Set problem –
Copy out, from the entries below, each line holding the string "project".

Given records –
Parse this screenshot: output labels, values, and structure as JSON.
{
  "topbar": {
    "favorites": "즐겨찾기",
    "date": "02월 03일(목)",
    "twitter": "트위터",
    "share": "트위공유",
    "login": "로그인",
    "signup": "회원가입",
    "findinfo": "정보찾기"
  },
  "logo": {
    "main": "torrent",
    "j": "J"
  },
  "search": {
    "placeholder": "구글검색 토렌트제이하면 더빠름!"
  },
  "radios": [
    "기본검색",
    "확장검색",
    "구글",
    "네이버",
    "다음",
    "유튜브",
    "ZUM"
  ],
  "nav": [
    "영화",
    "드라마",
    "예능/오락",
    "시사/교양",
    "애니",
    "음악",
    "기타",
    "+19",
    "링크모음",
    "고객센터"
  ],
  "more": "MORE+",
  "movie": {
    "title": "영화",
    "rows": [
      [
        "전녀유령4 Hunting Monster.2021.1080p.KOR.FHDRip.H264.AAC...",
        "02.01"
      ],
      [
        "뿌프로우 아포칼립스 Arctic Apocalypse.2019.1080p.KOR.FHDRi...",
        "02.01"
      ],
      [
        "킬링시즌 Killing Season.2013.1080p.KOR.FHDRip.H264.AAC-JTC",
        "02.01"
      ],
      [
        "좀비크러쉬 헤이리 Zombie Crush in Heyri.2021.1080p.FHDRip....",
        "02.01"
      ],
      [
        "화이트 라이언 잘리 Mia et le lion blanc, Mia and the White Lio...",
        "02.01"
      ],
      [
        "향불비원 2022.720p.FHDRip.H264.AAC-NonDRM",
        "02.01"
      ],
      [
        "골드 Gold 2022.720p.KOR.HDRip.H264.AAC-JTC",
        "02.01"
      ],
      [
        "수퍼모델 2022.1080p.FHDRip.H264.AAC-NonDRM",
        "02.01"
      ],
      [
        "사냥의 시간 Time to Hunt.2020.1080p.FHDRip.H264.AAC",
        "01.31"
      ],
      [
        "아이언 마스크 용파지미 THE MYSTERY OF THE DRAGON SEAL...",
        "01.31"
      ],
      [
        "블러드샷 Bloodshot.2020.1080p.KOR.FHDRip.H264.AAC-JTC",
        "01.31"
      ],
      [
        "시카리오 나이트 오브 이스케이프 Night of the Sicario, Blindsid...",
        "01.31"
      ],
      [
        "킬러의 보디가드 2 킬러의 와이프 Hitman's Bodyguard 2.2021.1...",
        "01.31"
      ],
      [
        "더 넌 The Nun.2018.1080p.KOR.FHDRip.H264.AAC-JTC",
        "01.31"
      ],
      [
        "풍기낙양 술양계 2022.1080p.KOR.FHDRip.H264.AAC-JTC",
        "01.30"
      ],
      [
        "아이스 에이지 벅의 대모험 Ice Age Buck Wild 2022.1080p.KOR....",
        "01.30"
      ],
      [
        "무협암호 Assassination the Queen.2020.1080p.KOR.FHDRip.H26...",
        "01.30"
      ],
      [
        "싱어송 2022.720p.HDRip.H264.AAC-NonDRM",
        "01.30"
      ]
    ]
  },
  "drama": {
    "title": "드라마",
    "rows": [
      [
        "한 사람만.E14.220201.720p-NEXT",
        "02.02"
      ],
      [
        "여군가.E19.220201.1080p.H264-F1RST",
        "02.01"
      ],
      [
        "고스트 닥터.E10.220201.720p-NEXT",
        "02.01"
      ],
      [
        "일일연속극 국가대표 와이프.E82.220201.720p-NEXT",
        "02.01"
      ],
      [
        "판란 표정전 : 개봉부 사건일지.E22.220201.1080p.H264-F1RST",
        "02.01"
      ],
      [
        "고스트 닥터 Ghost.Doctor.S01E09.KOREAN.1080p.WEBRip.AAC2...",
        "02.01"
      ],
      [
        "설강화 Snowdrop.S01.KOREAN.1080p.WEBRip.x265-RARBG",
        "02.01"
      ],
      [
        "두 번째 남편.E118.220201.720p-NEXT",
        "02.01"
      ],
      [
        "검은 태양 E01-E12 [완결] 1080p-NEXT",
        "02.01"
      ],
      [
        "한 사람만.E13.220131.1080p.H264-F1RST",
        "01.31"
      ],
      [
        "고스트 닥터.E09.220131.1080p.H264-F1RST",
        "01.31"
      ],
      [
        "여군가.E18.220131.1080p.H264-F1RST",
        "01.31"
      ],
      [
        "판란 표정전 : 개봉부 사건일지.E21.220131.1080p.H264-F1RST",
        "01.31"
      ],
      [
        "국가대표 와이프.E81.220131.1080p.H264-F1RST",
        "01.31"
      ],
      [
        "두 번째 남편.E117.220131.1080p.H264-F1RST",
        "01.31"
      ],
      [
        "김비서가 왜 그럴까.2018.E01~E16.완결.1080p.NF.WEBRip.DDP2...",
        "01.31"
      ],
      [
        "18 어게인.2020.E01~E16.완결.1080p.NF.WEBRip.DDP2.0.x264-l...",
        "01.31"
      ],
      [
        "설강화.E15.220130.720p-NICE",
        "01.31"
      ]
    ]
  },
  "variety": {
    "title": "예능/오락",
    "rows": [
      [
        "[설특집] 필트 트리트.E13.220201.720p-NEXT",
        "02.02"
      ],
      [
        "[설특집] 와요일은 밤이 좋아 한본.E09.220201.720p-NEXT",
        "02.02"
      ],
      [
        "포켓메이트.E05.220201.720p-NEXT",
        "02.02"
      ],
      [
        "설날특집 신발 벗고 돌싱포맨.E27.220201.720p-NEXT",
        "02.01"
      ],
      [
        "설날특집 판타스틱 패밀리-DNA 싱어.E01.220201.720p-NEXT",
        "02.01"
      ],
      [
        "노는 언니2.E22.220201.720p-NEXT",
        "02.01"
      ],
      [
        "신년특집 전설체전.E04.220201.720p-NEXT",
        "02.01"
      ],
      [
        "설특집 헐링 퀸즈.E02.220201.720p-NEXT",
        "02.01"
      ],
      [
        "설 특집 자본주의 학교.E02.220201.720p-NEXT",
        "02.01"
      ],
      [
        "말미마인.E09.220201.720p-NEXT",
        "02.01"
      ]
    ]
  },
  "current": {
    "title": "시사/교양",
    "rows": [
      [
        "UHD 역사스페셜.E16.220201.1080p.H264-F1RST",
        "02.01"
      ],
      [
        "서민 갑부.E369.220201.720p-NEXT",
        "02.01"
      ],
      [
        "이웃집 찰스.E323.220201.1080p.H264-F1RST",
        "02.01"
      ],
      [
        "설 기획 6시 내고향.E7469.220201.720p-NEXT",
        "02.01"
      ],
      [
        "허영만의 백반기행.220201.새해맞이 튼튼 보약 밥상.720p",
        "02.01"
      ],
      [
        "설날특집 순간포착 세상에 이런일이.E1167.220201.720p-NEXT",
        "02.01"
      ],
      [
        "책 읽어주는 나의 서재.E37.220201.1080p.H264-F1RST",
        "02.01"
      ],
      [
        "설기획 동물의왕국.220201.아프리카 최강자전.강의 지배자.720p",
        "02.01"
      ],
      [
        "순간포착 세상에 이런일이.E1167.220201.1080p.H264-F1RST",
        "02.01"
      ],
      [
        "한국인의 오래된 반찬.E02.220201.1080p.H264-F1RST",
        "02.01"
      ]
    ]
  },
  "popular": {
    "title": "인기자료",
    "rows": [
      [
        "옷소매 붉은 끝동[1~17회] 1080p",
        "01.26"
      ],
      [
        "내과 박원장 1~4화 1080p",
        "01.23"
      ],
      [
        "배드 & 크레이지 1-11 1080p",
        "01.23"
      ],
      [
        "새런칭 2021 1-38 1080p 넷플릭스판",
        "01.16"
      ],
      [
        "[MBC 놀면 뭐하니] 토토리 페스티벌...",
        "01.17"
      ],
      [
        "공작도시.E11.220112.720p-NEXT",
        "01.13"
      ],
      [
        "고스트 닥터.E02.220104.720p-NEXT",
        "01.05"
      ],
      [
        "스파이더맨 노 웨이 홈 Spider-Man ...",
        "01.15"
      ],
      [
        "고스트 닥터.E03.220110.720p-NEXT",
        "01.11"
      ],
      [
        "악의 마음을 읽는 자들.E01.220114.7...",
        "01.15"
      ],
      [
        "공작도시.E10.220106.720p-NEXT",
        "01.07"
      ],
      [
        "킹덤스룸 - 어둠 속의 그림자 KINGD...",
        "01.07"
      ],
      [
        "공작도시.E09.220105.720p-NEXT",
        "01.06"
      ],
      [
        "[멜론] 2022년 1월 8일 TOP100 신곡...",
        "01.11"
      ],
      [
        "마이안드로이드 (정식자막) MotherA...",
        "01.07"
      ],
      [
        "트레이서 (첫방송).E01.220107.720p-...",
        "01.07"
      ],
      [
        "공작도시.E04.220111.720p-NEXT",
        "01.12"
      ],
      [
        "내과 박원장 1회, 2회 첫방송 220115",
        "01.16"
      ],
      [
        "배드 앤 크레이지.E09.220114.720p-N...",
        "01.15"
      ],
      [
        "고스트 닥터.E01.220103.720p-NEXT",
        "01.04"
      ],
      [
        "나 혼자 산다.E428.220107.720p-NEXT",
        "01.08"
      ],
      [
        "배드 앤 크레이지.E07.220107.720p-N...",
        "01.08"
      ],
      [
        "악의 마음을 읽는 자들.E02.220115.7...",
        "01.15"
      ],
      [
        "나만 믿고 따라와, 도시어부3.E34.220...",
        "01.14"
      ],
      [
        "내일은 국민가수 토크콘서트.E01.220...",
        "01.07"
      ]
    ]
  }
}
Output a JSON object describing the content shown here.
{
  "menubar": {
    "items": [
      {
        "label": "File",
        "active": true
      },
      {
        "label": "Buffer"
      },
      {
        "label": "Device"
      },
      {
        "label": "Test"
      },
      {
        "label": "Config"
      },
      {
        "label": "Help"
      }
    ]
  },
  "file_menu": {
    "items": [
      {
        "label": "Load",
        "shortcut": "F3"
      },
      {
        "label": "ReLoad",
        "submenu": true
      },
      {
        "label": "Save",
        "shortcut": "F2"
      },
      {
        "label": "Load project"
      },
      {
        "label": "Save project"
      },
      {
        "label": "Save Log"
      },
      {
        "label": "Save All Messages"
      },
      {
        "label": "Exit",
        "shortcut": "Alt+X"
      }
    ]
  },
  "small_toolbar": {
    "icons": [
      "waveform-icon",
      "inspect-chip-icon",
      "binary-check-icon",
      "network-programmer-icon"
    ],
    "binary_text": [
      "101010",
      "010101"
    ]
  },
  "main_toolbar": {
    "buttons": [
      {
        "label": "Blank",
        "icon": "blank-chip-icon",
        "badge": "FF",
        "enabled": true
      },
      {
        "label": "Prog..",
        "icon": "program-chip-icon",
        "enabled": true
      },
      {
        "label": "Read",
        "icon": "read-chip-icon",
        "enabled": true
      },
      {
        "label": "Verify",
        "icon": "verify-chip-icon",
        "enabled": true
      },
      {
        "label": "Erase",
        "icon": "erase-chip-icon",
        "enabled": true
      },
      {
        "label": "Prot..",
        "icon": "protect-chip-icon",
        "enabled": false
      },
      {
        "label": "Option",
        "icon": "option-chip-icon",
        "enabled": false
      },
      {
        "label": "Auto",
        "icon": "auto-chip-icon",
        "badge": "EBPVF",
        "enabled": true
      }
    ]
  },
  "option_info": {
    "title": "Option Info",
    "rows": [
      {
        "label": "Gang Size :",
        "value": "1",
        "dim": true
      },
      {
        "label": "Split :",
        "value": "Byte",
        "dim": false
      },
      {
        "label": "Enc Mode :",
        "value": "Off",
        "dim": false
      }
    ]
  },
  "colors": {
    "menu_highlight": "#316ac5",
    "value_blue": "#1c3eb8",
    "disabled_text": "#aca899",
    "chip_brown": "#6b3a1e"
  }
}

Exercise result –
        "label": "Load project"
        "label": "Save project"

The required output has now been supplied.